● **Recorded data**:

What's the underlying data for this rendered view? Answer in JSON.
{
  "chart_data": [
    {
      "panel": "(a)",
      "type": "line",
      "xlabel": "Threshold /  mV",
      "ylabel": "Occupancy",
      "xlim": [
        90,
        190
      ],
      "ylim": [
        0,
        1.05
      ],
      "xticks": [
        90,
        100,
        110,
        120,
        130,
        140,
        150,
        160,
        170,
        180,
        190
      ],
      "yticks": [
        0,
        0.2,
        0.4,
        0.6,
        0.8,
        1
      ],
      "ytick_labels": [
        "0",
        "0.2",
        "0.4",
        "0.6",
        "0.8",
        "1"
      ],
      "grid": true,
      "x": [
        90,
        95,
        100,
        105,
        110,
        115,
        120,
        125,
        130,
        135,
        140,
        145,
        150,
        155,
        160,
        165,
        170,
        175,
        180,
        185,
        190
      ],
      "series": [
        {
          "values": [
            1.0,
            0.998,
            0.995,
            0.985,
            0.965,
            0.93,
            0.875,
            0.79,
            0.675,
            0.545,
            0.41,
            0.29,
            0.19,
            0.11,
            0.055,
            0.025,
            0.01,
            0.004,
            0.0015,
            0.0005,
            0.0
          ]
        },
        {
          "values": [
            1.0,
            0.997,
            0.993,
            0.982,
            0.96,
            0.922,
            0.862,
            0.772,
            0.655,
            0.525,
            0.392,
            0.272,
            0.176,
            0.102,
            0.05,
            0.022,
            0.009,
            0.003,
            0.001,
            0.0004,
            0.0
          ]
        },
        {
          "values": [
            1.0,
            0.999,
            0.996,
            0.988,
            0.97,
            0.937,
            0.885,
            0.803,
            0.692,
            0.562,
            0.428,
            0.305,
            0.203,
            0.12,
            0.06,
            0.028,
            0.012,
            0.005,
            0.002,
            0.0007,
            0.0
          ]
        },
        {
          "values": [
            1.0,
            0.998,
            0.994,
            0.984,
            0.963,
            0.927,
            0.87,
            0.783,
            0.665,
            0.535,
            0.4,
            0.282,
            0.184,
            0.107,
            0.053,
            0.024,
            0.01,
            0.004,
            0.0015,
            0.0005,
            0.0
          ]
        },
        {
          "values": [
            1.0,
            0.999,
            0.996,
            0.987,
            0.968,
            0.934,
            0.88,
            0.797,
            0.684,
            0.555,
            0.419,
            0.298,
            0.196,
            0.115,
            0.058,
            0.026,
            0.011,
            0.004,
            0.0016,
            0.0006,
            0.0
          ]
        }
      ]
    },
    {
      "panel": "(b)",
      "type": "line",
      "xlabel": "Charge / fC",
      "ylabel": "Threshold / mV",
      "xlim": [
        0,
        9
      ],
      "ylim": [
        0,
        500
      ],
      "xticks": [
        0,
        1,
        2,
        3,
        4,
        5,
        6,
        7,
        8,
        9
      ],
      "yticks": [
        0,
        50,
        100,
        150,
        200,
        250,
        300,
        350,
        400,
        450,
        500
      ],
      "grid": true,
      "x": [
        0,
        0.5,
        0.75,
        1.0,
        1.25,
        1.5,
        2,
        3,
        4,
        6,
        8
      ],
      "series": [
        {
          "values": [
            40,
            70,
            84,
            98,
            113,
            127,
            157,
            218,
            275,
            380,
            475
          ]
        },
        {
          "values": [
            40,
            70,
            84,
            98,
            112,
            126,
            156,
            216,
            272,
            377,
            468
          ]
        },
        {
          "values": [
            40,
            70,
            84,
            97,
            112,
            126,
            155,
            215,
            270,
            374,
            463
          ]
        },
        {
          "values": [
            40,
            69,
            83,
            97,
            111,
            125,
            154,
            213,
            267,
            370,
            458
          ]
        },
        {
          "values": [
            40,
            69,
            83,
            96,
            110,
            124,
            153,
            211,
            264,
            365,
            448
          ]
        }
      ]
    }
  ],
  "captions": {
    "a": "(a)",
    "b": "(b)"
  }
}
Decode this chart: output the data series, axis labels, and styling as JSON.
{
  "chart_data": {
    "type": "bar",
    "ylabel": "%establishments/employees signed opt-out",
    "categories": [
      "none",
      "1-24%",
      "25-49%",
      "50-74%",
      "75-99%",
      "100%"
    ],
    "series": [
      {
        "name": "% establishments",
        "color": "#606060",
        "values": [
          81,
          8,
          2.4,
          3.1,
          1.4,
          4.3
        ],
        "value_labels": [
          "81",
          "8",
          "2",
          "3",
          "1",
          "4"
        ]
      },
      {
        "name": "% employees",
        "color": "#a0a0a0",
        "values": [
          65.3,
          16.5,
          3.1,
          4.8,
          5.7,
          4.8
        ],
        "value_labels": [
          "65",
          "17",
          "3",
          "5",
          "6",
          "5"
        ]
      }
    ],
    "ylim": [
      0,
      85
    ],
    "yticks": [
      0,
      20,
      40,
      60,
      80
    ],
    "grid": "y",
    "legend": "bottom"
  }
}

● **TASK DESCRIPTION**:
Pick out every line of the listing containing the word "JSON", and show those lines.

● **OUTPUT FOR THIS EXERCISE**:
What's the underlying data for this rendered view? Answer in JSON.
Decode this chart: output the data series, axis labels, and styling as JSON.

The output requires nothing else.